2020年3月29日日曜日

Overshoot

CORONAVIRUS に世界中が翻弄される状況下、東京も感染者の増加ペースが要警戒水準に達しており、この週末も不要不急の外出を控えるよう要請が出されています。

そんな中で、Overshootという言葉を久し振りに耳にしました。

この言葉は、金融市場で大きなトレンドが発生した際に、相場がそのトレンドの方向に一気に大きく値を伸ばす現象を表現する言葉として使用されるのですが、昨今の年単位で続いた低Volatilityの安定推移の中では、この言葉は死語のように冬眠していました。

ここへ来て懸念されている感染者数が手に負えぬ規模で急増する事態の事を、Overshootと呼んでいる事を知りました。

ディーラーにとっては、市場のOvershootは飯の種であり、大きな収益機会です。特にこういう時にはOption市場でImplied Volatility(オプションの価格と思ってください)が急騰するので、ポートフォリオがVega-Long(オプションの買い持ちと思ってください)であった場合は瞬時に爆発的な収益を得ることになります。
────────────────────────────────────────
• **答える問い**
**a.** 次の(i)〜(iii)がOvershootの文章の内容と合っているか、それぞれ「はい」か「いいえ」で答え、決め手になる文章中の言葉をそのまま引用してください。(i) Overshootは金融市場で使われる言葉である。(ii) 筆者はOvershootという言葉を今回初めて聞いた。(iii) ディーラーにとって、市場のOvershootは大きな収益機会になる。
**b.** Overshootの文章の最後の文のあとに、続きを書き足してください。
この一覧は使わなくてかまいません。

• **データセットの項目**
────────────────────────────────────────
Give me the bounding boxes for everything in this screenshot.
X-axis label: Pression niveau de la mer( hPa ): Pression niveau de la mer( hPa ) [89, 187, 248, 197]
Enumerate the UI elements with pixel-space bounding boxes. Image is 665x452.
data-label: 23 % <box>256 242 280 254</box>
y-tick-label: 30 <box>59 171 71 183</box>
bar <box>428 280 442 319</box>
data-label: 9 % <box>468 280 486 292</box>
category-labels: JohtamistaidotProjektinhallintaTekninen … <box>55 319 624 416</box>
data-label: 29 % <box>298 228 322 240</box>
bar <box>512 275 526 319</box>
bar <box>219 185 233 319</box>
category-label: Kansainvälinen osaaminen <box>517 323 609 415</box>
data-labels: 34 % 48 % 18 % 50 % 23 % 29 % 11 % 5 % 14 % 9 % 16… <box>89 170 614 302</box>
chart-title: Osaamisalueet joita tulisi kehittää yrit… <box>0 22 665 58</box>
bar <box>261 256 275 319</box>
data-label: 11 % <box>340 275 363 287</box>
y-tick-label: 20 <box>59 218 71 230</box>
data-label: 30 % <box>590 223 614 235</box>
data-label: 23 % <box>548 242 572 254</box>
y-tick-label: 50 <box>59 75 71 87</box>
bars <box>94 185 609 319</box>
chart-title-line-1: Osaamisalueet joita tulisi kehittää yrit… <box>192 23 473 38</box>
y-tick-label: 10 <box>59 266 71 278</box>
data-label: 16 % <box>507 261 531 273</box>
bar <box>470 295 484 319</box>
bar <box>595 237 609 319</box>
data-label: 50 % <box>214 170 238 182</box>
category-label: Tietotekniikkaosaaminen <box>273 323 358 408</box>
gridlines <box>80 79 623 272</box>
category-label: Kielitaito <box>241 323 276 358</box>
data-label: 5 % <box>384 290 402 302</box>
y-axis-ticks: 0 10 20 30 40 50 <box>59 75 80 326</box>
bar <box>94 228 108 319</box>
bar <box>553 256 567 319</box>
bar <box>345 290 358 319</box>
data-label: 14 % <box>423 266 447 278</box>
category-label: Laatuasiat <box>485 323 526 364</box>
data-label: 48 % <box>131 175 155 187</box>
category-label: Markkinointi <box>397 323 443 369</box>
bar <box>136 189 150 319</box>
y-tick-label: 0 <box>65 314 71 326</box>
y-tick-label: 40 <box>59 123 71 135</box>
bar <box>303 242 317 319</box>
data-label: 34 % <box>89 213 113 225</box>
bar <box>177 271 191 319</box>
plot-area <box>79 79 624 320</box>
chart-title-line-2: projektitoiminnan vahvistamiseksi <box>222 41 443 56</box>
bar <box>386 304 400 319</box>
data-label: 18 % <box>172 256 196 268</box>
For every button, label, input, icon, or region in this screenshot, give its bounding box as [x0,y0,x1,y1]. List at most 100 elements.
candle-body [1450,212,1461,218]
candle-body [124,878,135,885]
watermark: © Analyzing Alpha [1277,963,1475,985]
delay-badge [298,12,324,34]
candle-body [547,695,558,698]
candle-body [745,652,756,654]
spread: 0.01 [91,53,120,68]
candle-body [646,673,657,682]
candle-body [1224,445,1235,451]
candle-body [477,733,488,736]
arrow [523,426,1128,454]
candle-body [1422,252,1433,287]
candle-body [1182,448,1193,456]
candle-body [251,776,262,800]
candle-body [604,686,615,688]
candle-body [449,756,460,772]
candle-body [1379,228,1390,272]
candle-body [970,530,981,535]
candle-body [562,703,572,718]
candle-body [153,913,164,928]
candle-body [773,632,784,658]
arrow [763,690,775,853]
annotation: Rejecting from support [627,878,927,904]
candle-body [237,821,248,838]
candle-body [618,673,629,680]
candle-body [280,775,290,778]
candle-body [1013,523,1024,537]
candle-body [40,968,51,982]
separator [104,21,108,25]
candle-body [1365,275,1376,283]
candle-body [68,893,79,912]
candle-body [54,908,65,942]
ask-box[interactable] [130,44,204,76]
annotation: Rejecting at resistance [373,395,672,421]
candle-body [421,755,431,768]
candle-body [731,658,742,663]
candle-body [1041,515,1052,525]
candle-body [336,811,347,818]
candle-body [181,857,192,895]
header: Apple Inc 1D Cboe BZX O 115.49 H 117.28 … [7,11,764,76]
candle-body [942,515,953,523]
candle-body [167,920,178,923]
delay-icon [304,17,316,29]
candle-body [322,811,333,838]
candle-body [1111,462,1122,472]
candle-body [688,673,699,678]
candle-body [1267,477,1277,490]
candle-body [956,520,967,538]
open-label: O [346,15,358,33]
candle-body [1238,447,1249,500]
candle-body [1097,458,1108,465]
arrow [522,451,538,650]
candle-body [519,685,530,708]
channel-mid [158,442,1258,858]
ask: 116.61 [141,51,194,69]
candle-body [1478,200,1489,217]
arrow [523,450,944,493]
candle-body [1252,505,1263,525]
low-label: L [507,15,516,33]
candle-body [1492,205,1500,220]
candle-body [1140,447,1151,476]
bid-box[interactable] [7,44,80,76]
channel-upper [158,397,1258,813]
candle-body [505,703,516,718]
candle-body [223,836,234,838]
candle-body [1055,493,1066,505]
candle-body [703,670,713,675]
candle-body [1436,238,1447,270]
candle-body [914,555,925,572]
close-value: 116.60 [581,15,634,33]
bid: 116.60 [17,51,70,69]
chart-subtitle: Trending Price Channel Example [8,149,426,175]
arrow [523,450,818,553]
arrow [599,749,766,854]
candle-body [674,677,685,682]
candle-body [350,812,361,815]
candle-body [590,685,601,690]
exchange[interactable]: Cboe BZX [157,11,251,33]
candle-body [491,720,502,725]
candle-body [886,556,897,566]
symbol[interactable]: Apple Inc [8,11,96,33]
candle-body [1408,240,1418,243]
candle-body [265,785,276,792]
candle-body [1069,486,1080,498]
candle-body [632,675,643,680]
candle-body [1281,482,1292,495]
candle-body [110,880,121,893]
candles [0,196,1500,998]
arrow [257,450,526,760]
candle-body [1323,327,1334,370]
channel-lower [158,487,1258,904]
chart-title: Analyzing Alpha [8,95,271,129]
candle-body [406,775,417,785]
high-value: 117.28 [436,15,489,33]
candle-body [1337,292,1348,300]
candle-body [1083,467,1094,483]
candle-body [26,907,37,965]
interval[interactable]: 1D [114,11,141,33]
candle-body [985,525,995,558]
────────────────────────────────────────
• **問いごとの答え**
**a.**
(i) はい:「金融市場で大きなトレンドが発生した際に、相場がそのトレンドの方向に一気に大きく値を伸ばす現象を表現する言葉として使用される」
(ii) いいえ:「Overshootという言葉を久し振りに耳にしました」
(iii) はい:「ディーラーにとっては、市場のOvershootは飯の種であり、大きな収益機会です。」

**b.**
私自身も何度かそのような逆転本塁打のような収益を得た経験がありますが、久し振りに聞くこのOvershootという感染者の急増は誰一人幸福にする事は無く、絶対に避けなければいけない事です。

1つの用語が使用されるフィールドにより善玉、悪玉が逆転するような事象を表す事もあるのだと改めて思った次第です。

ポートフォリオ管理も、ウィルスとの戦いも、そこを生き残ってこそ教訓が生かせるわけですので、一日でも早く世の中が落ち着いて正常化することを祈らずにはいられません。

どうか、みんなで教訓が生かせますように。心から祈ります。